> TASKS FOR THIS EXERCISE:
1. Set down, word for word, the stretch of the article on the Brandy Smash from "The Mint Julep’s" through "fell from favor.".
2. According to the article on the Brandy Smash, during which decades did drinkers flock to the Brandy Smash?

> SELECTION:
Wednesday, July 16, 2014

The Brandy Smash Cocktail

Brandy Smash Cocktail with orange and mint garnish

The Mint Julep’s little brother

Long ago, in a century far away, the Brandy Smash was America’s most popular mixed drink. During the 1850s and 60s, drinkers flocked to this mint-infused charmer. But then (as so often happens with cocktails), it fell from favor.

Well, it’s about time for a revival, don’t you think?

A Brandy Smash is basically a shorter, less elaborate version of a Mint Julep. It’s easier to make than a julep, and (usually) contains less booze. And because it’s a smaller drink, it’s perfect for times when you want a refreshing tipple, but don’t have all afternoon to enjoy a long, slow sipper.

You don’t even need to use brandy in this drink if you don’t want to. Just substitute whiskey or gin—or almost any spirit that catches your fancy.

And the flavor? Smashing.


Brandy Smash Cocktail with mint garnish

Recipe: The Brandy Smash Cocktail

In mid-19th century America, the Brandy Smash eclipsed even the Sherry Cobbler in popularity.

Back then, the word “cocktail” referred to a specific type of drink—one that was always made with bitters, and usually drunk in the morning (yes, really). A smash was a different class of drink entirely. Nowadays, of course, we use “cocktail” to mean just about any mixed drink.

> RECORDED INFORMATION:
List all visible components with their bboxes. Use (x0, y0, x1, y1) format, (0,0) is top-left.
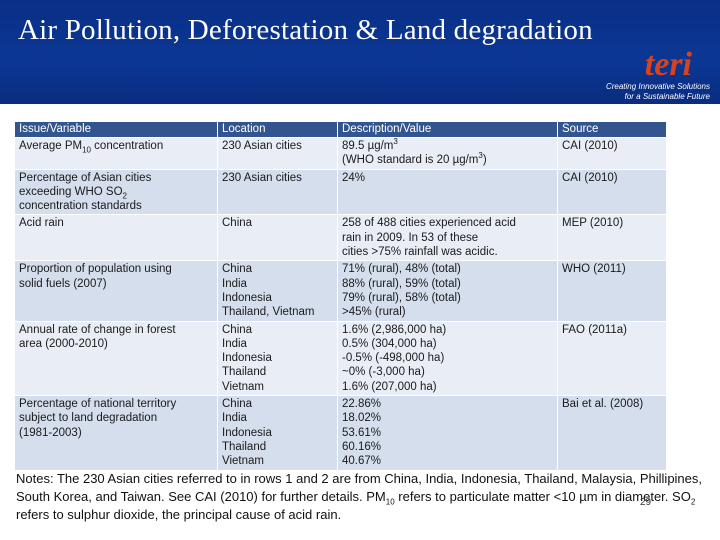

> RESPONSES BY TASK:
1.
The Mint Julep’s little brother

Long ago, in a century far away, the Brandy Smash was America’s most popular mixed drink. During the 1850s and 60s, drinkers flocked to this mint-infused charmer. But then (as so often happens with cocktails), it fell from favor.

2. The 1850s and 60s.